Records about charts and figures:
··········

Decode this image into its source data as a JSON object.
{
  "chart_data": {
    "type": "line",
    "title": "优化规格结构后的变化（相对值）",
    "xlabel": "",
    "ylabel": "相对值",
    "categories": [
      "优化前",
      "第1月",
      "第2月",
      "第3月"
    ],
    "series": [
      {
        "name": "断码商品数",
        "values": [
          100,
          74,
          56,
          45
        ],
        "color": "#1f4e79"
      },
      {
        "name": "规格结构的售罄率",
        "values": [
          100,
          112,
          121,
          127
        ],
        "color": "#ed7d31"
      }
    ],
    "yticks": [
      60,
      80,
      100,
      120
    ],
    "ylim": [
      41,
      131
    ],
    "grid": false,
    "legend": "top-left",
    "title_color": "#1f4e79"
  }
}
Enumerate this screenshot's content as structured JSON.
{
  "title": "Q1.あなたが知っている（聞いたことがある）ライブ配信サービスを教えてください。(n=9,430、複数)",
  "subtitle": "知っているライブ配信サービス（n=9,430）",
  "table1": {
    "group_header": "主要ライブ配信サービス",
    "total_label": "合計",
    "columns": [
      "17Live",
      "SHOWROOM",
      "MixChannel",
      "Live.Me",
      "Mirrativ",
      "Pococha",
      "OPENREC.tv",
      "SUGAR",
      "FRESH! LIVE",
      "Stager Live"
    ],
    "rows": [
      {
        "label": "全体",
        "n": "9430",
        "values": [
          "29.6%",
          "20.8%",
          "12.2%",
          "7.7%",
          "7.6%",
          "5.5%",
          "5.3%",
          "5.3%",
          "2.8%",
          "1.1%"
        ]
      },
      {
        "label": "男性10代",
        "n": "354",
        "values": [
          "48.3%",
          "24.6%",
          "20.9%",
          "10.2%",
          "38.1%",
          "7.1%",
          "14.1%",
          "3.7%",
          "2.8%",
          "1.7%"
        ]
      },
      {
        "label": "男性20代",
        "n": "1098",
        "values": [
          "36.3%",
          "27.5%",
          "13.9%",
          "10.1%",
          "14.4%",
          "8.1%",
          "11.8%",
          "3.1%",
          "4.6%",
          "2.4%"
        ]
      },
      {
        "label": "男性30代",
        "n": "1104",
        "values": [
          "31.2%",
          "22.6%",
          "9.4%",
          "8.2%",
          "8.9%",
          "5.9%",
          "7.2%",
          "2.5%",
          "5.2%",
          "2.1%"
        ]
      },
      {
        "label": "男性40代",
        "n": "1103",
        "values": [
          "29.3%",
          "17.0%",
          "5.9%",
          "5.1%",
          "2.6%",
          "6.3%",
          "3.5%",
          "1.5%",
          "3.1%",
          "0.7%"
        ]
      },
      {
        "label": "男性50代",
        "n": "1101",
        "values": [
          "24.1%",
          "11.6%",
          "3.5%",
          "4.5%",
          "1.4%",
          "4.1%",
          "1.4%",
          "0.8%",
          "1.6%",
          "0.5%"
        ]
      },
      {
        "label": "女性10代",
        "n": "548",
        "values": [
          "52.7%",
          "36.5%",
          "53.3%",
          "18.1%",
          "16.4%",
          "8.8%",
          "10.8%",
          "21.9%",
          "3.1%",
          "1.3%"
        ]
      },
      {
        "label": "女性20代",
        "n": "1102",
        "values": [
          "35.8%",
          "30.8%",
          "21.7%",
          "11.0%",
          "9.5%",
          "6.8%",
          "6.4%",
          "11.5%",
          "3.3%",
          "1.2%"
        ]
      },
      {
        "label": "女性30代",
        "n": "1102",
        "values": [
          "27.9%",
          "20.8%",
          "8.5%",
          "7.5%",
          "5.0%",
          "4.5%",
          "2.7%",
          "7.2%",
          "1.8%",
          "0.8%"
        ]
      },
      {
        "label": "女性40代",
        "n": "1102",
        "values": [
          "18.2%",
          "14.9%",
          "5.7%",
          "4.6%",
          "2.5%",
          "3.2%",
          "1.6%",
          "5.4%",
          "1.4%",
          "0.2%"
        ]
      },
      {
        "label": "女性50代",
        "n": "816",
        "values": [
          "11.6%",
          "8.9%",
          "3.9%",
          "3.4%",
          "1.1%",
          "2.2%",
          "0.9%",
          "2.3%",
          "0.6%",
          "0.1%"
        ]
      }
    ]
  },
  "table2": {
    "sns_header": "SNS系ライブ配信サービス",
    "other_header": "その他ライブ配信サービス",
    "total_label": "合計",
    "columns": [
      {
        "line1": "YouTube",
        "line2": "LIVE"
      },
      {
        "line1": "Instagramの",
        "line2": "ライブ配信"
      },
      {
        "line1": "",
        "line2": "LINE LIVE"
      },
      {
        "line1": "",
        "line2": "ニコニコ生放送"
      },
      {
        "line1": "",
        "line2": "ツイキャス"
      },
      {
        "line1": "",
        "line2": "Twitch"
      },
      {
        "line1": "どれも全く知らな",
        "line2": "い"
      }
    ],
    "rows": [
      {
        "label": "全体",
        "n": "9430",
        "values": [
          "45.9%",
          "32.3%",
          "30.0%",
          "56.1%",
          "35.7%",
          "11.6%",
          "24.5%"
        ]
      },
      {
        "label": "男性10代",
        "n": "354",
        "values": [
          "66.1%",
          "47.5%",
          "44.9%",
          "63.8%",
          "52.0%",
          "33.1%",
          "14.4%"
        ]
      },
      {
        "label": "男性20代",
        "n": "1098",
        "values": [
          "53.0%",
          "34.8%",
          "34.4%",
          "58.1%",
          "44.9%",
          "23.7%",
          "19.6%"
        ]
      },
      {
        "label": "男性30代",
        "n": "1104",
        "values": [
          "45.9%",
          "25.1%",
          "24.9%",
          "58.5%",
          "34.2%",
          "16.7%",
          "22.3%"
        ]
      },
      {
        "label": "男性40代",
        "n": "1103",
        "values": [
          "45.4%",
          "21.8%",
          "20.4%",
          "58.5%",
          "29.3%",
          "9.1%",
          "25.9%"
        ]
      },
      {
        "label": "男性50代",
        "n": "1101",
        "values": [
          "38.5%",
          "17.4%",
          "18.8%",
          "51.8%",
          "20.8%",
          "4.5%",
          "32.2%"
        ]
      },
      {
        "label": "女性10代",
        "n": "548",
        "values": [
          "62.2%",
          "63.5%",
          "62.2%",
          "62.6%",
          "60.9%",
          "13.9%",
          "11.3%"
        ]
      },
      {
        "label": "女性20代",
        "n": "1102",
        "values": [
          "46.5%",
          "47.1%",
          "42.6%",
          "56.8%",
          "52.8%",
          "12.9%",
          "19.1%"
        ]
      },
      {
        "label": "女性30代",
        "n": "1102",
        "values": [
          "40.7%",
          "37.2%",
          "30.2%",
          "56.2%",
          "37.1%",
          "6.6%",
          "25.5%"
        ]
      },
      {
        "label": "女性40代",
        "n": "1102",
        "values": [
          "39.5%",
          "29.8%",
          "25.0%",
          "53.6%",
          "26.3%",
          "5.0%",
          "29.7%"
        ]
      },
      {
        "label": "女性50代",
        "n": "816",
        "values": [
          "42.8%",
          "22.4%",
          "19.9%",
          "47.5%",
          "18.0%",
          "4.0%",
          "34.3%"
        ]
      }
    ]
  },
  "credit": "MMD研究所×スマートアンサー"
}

··········

YOUR INSTRUCTIONS
Quote all the records exactly, please, leaving none out.

TASK RESPONSE
Decode this image into its source data as a JSON object.
{
  "chart_data": {
    "type": "line",
    "title": "优化规格结构后的变化（相对值）",
    "xlabel": "",
    "ylabel": "相对值",
    "categories": [
      "优化前",
      "第1月",
      "第2月",
      "第3月"
    ],
    "series": [
      {
        "name": "断码商品数",
        "values": [
          100,
          74,
          56,
          45
        ],
        "color": "#1f4e79"
      },
      {
        "name": "规格结构的售罄率",
        "values": [
          100,
          112,
          121,
          127
        ],
        "color": "#ed7d31"
      }
    ],
    "yticks": [
      60,
      80,
      100,
      120
    ],
    "ylim": [
      41,
      131
    ],
    "grid": false,
    "legend": "top-left",
    "title_color": "#1f4e79"
  }
}
Enumerate this screenshot's content as structured JSON.
{
  "title": "Q1.あなたが知っている（聞いたことがある）ライブ配信サービスを教えてください。(n=9,430、複数)",
  "subtitle": "知っているライブ配信サービス（n=9,430）",
  "table1": {
    "group_header": "主要ライブ配信サービス",
    "total_label": "合計",
    "columns": [
      "17Live",
      "SHOWROOM",
      "MixChannel",
      "Live.Me",
      "Mirrativ",
      "Pococha",
      "OPENREC.tv",
      "SUGAR",
      "FRESH! LIVE",
      "Stager Live"
    ],
    "rows": [
      {
        "label": "全体",
        "n": "9430",
        "values": [
          "29.6%",
          "20.8%",
          "12.2%",
          "7.7%",
          "7.6%",
          "5.5%",
          "5.3%",
          "5.3%",
          "2.8%",
          "1.1%"
        ]
      },
      {
        "label": "男性10代",
        "n": "354",
        "values": [
          "48.3%",
          "24.6%",
          "20.9%",
          "10.2%",
          "38.1%",
          "7.1%",
          "14.1%",
          "3.7%",
          "2.8%",
          "1.7%"
        ]
      },
      {
        "label": "男性20代",
        "n": "1098",
        "values": [
          "36.3%",
          "27.5%",
          "13.9%",
          "10.1%",
          "14.4%",
          "8.1%",
          "11.8%",
          "3.1%",
          "4.6%",
          "2.4%"
        ]
      },
      {
        "label": "男性30代",
        "n": "1104",
        "values": [
          "31.2%",
          "22.6%",
          "9.4%",
          "8.2%",
          "8.9%",
          "5.9%",
          "7.2%",
          "2.5%",
          "5.2%",
          "2.1%"
        ]
      },
      {
        "label": "男性40代",
        "n": "1103",
        "values": [
          "29.3%",
          "17.0%",
          "5.9%",
          "5.1%",
          "2.6%",
          "6.3%",
          "3.5%",
          "1.5%",
          "3.1%",
          "0.7%"
        ]
      },
      {
        "label": "男性50代",
        "n": "1101",
        "values": [
          "24.1%",
          "11.6%",
          "3.5%",
          "4.5%",
          "1.4%",
          "4.1%",
          "1.4%",
          "0.8%",
          "1.6%",
          "0.5%"
        ]
      },
      {
        "label": "女性10代",
        "n": "548",
        "values": [
          "52.7%",
          "36.5%",
          "53.3%",
          "18.1%",
          "16.4%",
          "8.8%",
          "10.8%",
          "21.9%",
          "3.1%",
          "1.3%"
        ]
      },
      {
        "label": "女性20代",
        "n": "1102",
        "values": [
          "35.8%",
          "30.8%",
          "21.7%",
          "11.0%",
          "9.5%",
          "6.8%",
          "6.4%",
          "11.5%",
          "3.3%",
          "1.2%"
        ]
      },
      {
        "label": "女性30代",
        "n": "1102",
        "values": [
          "27.9%",
          "20.8%",
          "8.5%",
          "7.5%",
          "5.0%",
          "4.5%",
          "2.7%",
          "7.2%",
          "1.8%",
          "0.8%"
        ]
      },
      {
        "label": "女性40代",
        "n": "1102",
        "values": [
          "18.2%",
          "14.9%",
          "5.7%",
          "4.6%",
          "2.5%",
          "3.2%",
          "1.6%",
          "5.4%",
          "1.4%",
          "0.2%"
        ]
      },
      {
        "label": "女性50代",
        "n": "816",
        "values": [
          "11.6%",
          "8.9%",
          "3.9%",
          "3.4%",
          "1.1%",
          "2.2%",
          "0.9%",
          "2.3%",
          "0.6%",
          "0.1%"
        ]
      }
    ]
  },
  "table2": {
    "sns_header": "SNS系ライブ配信サービス",
    "other_header": "その他ライブ配信サービス",
    "total_label": "合計",
    "columns": [
      {
        "line1": "YouTube",
        "line2": "LIVE"
      },
      {
        "line1": "Instagramの",
        "line2": "ライブ配信"
      },
      {
        "line1": "",
        "line2": "LINE LIVE"
      },
      {
        "line1": "",
        "line2": "ニコニコ生放送"
      },
      {
        "line1": "",
        "line2": "ツイキャス"
      },
      {
        "line1": "",
        "line2": "Twitch"
      },
      {
        "line1": "どれも全く知らな",
        "line2": "い"
      }
    ],
    "rows": [
      {
        "label": "全体",
        "n": "9430",
        "values": [
          "45.9%",
          "32.3%",
          "30.0%",
          "56.1%",
          "35.7%",
          "11.6%",
          "24.5%"
        ]
      },
      {
        "label": "男性10代",
        "n": "354",
        "values": [
          "66.1%",
          "47.5%",
          "44.9%",
          "63.8%",
          "52.0%",
          "33.1%",
          "14.4%"
        ]
      },
      {
        "label": "男性20代",
        "n": "1098",
        "values": [
          "53.0%",
          "34.8%",
          "34.4%",
          "58.1%",
          "44.9%",
          "23.7%",
          "19.6%"
        ]
      },
      {
        "label": "男性30代",
        "n": "1104",
        "values": [
          "45.9%",
          "25.1%",
          "24.9%",
          "58.5%",
          "34.2%",
          "16.7%",
          "22.3%"
        ]
      },
      {
        "label": "男性40代",
        "n": "1103",
        "values": [
          "45.4%",
          "21.8%",
          "20.4%",
          "58.5%",
          "29.3%",
          "9.1%",
          "25.9%"
        ]
      },
      {
        "label": "男性50代",
        "n": "1101",
        "values": [
          "38.5%",
          "17.4%",
          "18.8%",
          "51.8%",
          "20.8%",
          "4.5%",
          "32.2%"
        ]
      },
      {
        "label": "女性10代",
        "n": "548",
        "values": [
          "62.2%",
          "63.5%",
          "62.2%",
          "62.6%",
          "60.9%",
          "13.9%",
          "11.3%"
        ]
      },
      {
        "label": "女性20代",
        "n": "1102",
        "values": [
          "46.5%",
          "47.1%",
          "42.6%",
          "56.8%",
          "52.8%",
          "12.9%",
          "19.1%"
        ]
      },
      {
        "label": "女性30代",
        "n": "1102",
        "values": [
          "40.7%",
          "37.2%",
          "30.2%",
          "56.2%",
          "37.1%",
          "6.6%",
          "25.5%"
        ]
      },
      {
        "label": "女性40代",
        "n": "1102",
        "values": [
          "39.5%",
          "29.8%",
          "25.0%",
          "53.6%",
          "26.3%",
          "5.0%",
          "29.7%"
        ]
      },
      {
        "label": "女性50代",
        "n": "816",
        "values": [
          "42.8%",
          "22.4%",
          "19.9%",
          "47.5%",
          "18.0%",
          "4.0%",
          "34.3%"
        ]
      }
    ]
  },
  "credit": "MMD研究所×スマートアンサー"
}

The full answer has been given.